All the records that follow need to be reproduced exactly. Omit the images.

* DATA FOR THIS EXERCISE:
+++++
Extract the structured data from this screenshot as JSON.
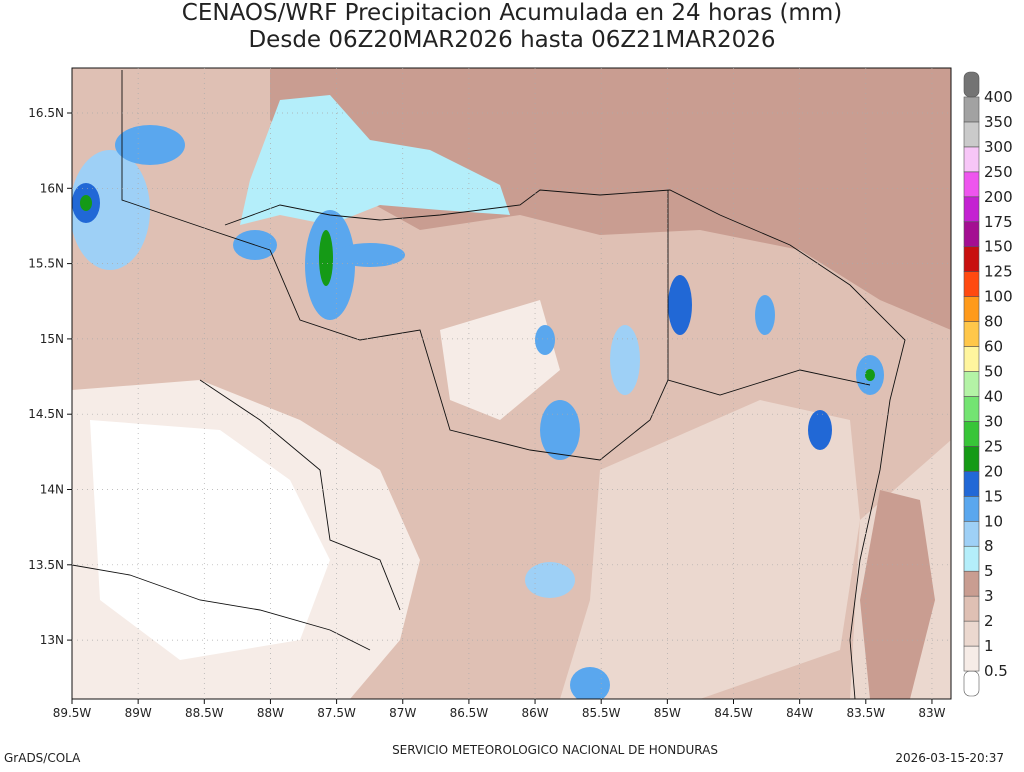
{
  "title": [
    "CENAOS/WRF Precipitacion Acumulada en 24 horas (mm)",
    "Desde 06Z20MAR2026 hasta 06Z21MAR2026"
  ],
  "map": {
    "x_labels": [
      "89.5W",
      "89W",
      "88.5W",
      "88W",
      "87.5W",
      "87W",
      "86.5W",
      "86W",
      "85.5W",
      "85W",
      "84.5W",
      "84W",
      "83.5W",
      "83W"
    ],
    "y_labels": [
      "16.5N",
      "16N",
      "15.5N",
      "15N",
      "14.5N",
      "14N",
      "13.5N",
      "13N"
    ]
  },
  "colorbar": {
    "levels": [
      0.5,
      1,
      2,
      3,
      5,
      8,
      10,
      15,
      20,
      25,
      30,
      40,
      50,
      60,
      80,
      100,
      125,
      150,
      175,
      200,
      250,
      300,
      350,
      400
    ],
    "colors": [
      "#ffffff",
      "#f6ece7",
      "#ebd8cf",
      "#dfc0b4",
      "#c99d91",
      "#b4eefa",
      "#9ed0f6",
      "#5aa7ee",
      "#2168d6",
      "#159a16",
      "#38c538",
      "#74e472",
      "#b4f3a6",
      "#fff59e",
      "#ffc74a",
      "#ff9a1a",
      "#ff4a10",
      "#c8100f",
      "#a40e92",
      "#c421d2",
      "#ee55ee",
      "#f7c6f7",
      "#cacaca",
      "#a2a2a2",
      "#747474"
    ]
  },
  "footer": {
    "left": "GrADS/COLA",
    "center": "SERVICIO METEOROLOGICO NACIONAL DE HONDURAS",
    "right": "2026-03-15-20:37"
  }
}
+++++
* PROBLEM SOLUTION:
Extract the structured data from this screenshot as JSON.
{
  "title": [
    "CENAOS/WRF Precipitacion Acumulada en 24 horas (mm)",
    "Desde 06Z20MAR2026 hasta 06Z21MAR2026"
  ],
  "map": {
    "x_labels": [
      "89.5W",
      "89W",
      "88.5W",
      "88W",
      "87.5W",
      "87W",
      "86.5W",
      "86W",
      "85.5W",
      "85W",
      "84.5W",
      "84W",
      "83.5W",
      "83W"
    ],
    "y_labels": [
      "16.5N",
      "16N",
      "15.5N",
      "15N",
      "14.5N",
      "14N",
      "13.5N",
      "13N"
    ]
  },
  "colorbar": {
    "levels": [
      0.5,
      1,
      2,
      3,
      5,
      8,
      10,
      15,
      20,
      25,
      30,
      40,
      50,
      60,
      80,
      100,
      125,
      150,
      175,
      200,
      250,
      300,
      350,
      400
    ],
    "colors": [
      "#ffffff",
      "#f6ece7",
      "#ebd8cf",
      "#dfc0b4",
      "#c99d91",
      "#b4eefa",
      "#9ed0f6",
      "#5aa7ee",
      "#2168d6",
      "#159a16",
      "#38c538",
      "#74e472",
      "#b4f3a6",
      "#fff59e",
      "#ffc74a",
      "#ff9a1a",
      "#ff4a10",
      "#c8100f",
      "#a40e92",
      "#c421d2",
      "#ee55ee",
      "#f7c6f7",
      "#cacaca",
      "#a2a2a2",
      "#747474"
    ]
  },
  "footer": {
    "left": "GrADS/COLA",
    "center": "SERVICIO METEOROLOGICO NACIONAL DE HONDURAS",
    "right": "2026-03-15-20:37"
  }
}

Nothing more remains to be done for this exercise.